— TASK REQUIREMENTS —
Reproduce precisely the lines of the material below from the line containing "Enumerate this screenshot's" up to and including its last line. Pictures must not be copied.

— Records —

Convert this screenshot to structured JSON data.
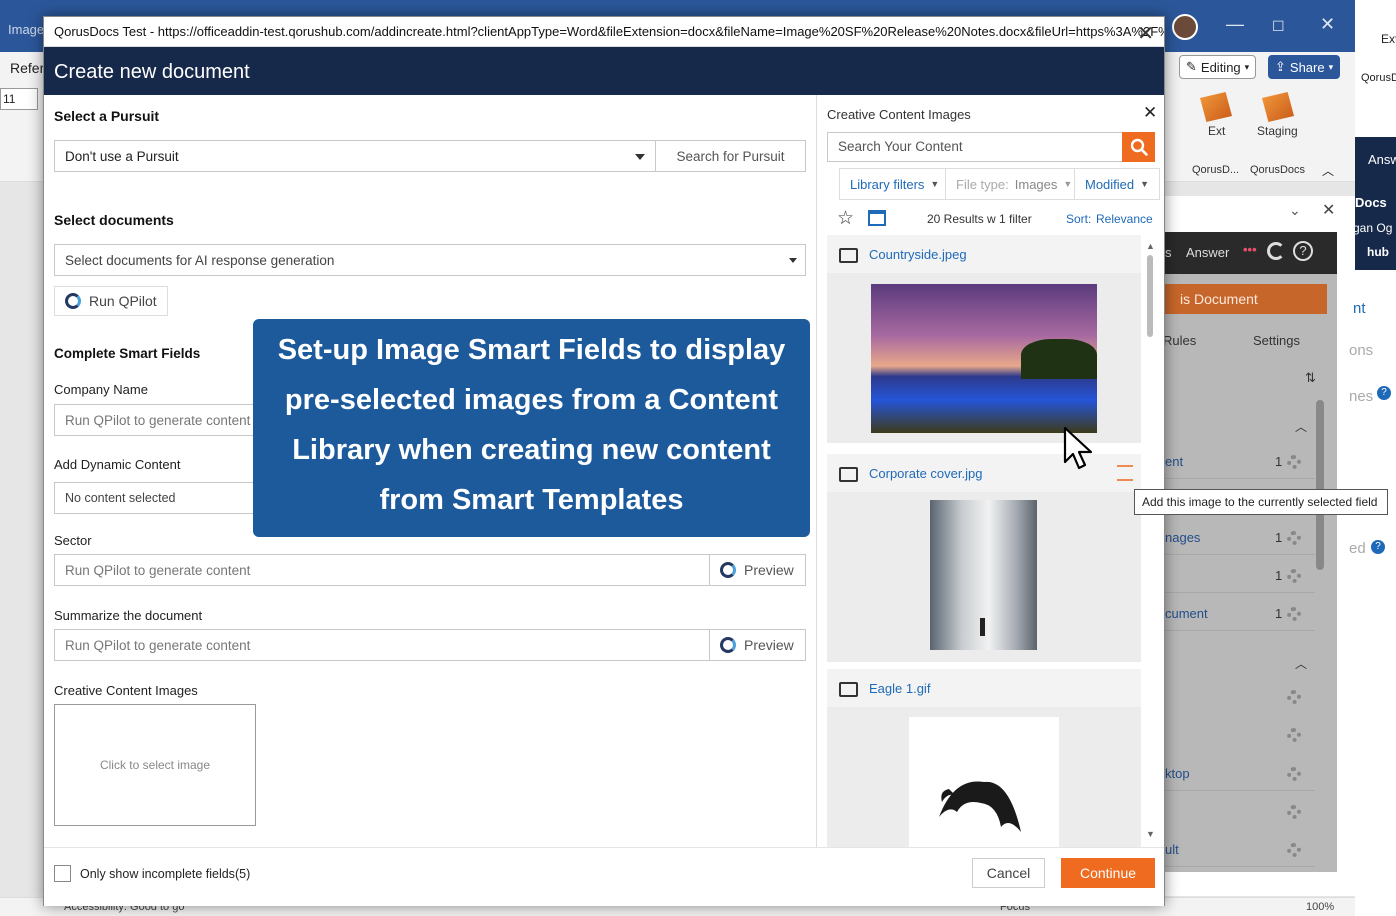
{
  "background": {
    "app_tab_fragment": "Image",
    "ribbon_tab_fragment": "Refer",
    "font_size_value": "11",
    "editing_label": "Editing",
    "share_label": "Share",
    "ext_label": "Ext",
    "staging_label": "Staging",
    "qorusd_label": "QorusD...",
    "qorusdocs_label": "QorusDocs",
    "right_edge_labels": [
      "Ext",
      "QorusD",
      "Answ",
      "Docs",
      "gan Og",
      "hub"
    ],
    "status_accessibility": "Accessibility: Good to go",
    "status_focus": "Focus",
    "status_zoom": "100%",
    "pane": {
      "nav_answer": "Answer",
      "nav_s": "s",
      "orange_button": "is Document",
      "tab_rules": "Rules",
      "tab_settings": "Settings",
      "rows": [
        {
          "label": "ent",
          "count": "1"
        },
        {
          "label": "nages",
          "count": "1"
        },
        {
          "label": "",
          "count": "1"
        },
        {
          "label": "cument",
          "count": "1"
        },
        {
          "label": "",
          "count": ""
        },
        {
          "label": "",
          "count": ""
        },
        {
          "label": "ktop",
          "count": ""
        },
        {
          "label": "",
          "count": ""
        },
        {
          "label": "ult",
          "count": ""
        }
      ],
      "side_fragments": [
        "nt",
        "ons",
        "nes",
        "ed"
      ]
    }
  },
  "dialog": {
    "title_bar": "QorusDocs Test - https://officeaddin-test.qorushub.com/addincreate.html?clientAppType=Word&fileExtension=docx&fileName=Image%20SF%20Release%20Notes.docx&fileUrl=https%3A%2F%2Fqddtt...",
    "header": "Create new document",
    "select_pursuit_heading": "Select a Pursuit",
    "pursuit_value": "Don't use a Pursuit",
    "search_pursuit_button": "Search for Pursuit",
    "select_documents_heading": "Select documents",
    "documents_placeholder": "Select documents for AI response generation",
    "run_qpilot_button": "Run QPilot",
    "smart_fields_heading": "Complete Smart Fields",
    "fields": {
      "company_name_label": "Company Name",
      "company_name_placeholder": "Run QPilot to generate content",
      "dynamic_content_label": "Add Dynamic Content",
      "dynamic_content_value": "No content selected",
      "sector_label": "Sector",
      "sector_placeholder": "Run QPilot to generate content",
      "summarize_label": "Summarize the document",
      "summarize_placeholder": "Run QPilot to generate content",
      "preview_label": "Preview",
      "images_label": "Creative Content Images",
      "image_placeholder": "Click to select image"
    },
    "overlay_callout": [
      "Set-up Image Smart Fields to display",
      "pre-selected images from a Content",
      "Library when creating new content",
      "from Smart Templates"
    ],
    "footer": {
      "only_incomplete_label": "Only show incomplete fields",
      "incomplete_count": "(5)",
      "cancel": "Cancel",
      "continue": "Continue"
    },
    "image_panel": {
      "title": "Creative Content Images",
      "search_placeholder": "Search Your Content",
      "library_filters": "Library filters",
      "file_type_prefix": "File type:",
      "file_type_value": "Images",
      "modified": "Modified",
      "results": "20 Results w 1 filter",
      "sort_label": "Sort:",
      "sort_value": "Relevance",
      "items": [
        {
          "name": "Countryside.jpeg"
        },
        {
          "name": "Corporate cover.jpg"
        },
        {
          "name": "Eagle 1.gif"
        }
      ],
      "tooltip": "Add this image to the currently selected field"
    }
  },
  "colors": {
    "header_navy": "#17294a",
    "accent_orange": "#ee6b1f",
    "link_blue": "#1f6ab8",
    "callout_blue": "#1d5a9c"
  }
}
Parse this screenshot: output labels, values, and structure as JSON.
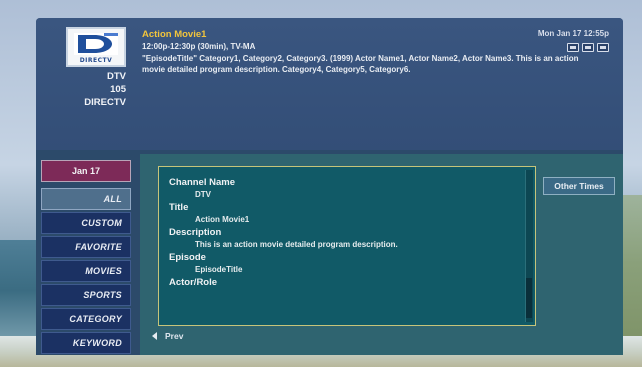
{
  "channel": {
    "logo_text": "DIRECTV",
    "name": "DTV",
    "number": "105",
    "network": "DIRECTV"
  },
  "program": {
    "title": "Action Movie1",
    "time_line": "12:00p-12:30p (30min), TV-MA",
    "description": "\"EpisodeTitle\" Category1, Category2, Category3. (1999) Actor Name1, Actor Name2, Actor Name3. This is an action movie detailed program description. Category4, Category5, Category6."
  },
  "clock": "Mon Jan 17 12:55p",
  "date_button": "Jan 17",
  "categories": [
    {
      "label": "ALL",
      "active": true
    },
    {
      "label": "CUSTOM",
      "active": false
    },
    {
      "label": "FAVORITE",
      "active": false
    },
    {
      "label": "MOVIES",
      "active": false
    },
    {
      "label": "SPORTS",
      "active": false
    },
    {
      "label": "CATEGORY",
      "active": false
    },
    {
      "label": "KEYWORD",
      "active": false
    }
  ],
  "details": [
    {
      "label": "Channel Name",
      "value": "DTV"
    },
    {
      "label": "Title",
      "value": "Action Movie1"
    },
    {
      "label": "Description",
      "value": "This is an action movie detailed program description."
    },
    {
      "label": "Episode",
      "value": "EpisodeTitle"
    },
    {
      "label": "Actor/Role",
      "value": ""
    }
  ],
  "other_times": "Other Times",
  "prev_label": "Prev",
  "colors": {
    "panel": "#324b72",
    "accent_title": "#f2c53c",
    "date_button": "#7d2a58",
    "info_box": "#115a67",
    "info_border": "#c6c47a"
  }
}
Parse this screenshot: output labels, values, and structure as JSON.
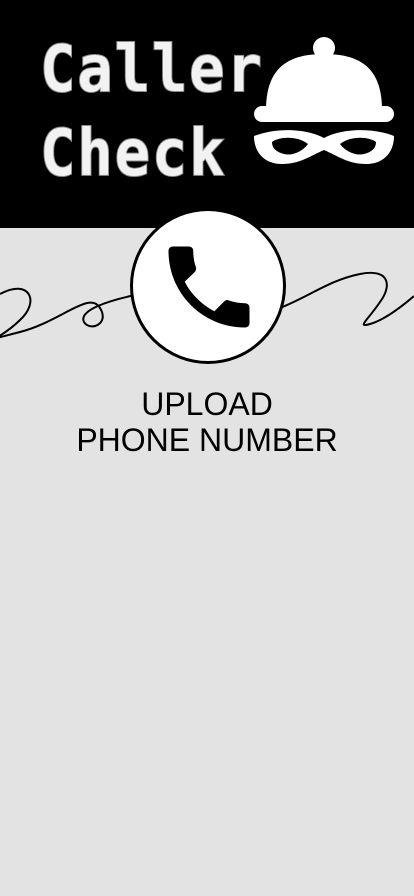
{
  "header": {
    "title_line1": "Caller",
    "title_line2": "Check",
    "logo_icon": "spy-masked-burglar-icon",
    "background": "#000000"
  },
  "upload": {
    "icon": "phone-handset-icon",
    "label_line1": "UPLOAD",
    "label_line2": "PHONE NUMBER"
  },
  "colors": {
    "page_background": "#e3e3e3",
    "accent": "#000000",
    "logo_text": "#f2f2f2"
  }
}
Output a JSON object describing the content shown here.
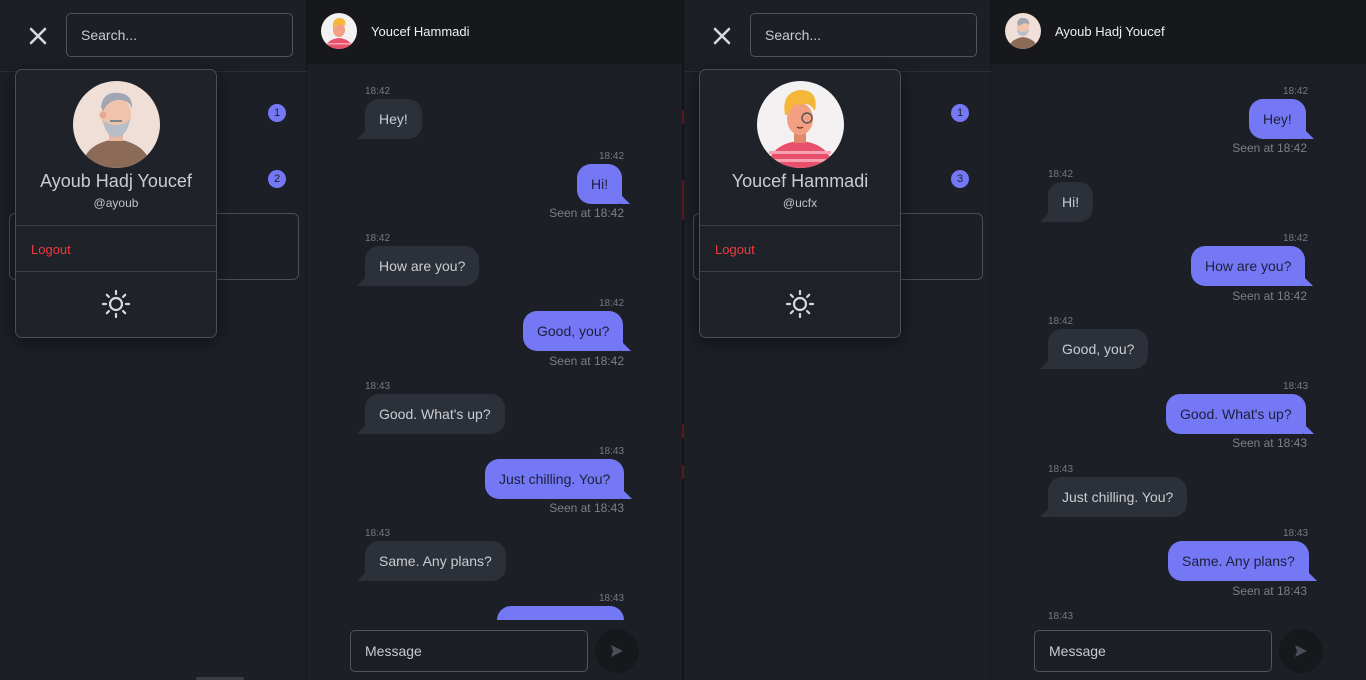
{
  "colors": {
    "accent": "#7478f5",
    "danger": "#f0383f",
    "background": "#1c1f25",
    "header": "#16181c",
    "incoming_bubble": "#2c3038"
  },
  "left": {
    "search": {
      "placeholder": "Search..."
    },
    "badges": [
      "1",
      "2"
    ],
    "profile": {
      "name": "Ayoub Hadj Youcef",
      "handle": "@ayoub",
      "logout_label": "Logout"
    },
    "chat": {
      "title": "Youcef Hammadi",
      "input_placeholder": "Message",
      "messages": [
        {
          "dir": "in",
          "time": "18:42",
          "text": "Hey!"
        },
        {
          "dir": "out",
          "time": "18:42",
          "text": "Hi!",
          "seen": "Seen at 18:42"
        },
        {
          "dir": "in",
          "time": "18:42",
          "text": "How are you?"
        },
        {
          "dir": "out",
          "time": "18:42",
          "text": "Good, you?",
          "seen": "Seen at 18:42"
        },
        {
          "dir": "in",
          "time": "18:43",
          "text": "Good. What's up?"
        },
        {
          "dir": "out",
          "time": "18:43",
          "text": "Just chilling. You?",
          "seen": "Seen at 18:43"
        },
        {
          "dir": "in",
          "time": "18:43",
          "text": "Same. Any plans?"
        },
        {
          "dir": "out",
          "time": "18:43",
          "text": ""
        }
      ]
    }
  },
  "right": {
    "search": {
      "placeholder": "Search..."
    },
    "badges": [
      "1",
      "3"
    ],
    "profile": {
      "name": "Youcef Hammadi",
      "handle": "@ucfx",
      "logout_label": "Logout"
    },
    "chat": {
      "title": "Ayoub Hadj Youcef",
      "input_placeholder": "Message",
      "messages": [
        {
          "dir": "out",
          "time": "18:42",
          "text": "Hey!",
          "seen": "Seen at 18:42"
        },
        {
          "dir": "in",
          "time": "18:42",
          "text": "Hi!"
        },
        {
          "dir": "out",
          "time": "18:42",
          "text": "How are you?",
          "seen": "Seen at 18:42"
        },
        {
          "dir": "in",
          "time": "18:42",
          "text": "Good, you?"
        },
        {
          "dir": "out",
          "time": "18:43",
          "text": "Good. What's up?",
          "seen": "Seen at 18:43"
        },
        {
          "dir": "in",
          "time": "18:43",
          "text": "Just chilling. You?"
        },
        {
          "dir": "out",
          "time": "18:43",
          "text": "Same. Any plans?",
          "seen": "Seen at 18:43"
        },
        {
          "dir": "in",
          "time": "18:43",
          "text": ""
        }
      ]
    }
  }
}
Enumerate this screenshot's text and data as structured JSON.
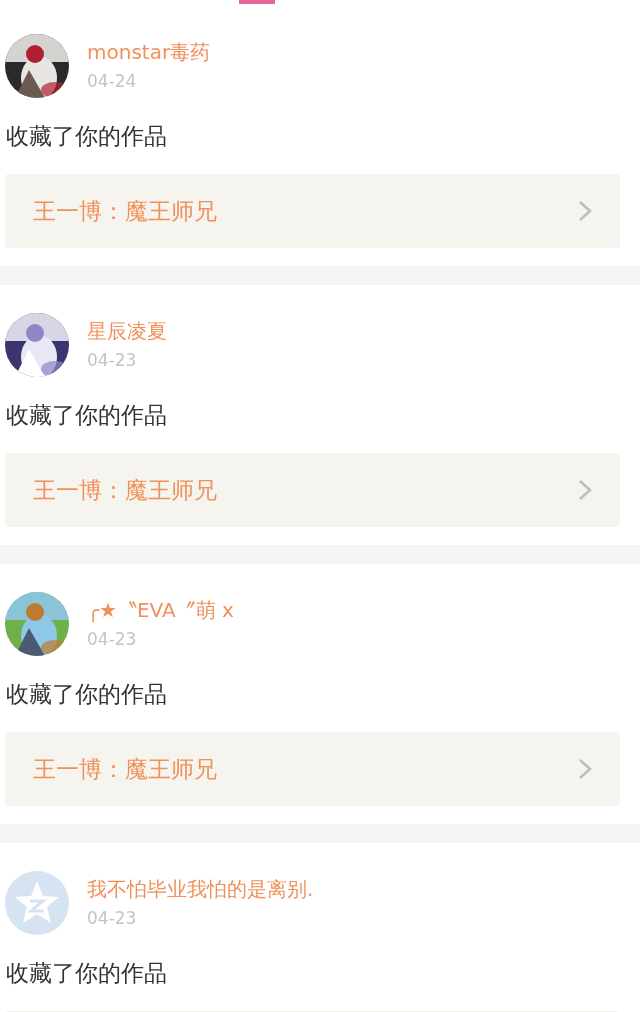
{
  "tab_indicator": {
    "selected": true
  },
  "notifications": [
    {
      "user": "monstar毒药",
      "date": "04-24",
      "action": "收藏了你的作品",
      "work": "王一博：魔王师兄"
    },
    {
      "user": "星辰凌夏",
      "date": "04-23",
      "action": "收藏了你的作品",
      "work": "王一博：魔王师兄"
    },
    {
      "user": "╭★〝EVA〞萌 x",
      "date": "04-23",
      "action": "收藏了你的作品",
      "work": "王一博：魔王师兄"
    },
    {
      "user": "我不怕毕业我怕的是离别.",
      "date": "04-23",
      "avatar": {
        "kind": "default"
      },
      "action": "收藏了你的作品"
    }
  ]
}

— SOLUTION TO THE EXERCISE —
Enumerate this screenshot's text and data as structured JSON.
{
  "tab_indicator": {
    "selected": true
  },
  "notifications": [
    {
      "user": "monstar毒药",
      "date": "04-24",
      "action": "收藏了你的作品",
      "work": "王一博：魔王师兄"
    },
    {
      "user": "星辰凌夏",
      "date": "04-23",
      "action": "收藏了你的作品",
      "work": "王一博：魔王师兄"
    },
    {
      "user": "╭★〝EVA〞萌 x",
      "date": "04-23",
      "action": "收藏了你的作品",
      "work": "王一博：魔王师兄"
    },
    {
      "user": "我不怕毕业我怕的是离别.",
      "date": "04-23",
      "avatar": {
        "kind": "default"
      },
      "action": "收藏了你的作品"
    }
  ]
}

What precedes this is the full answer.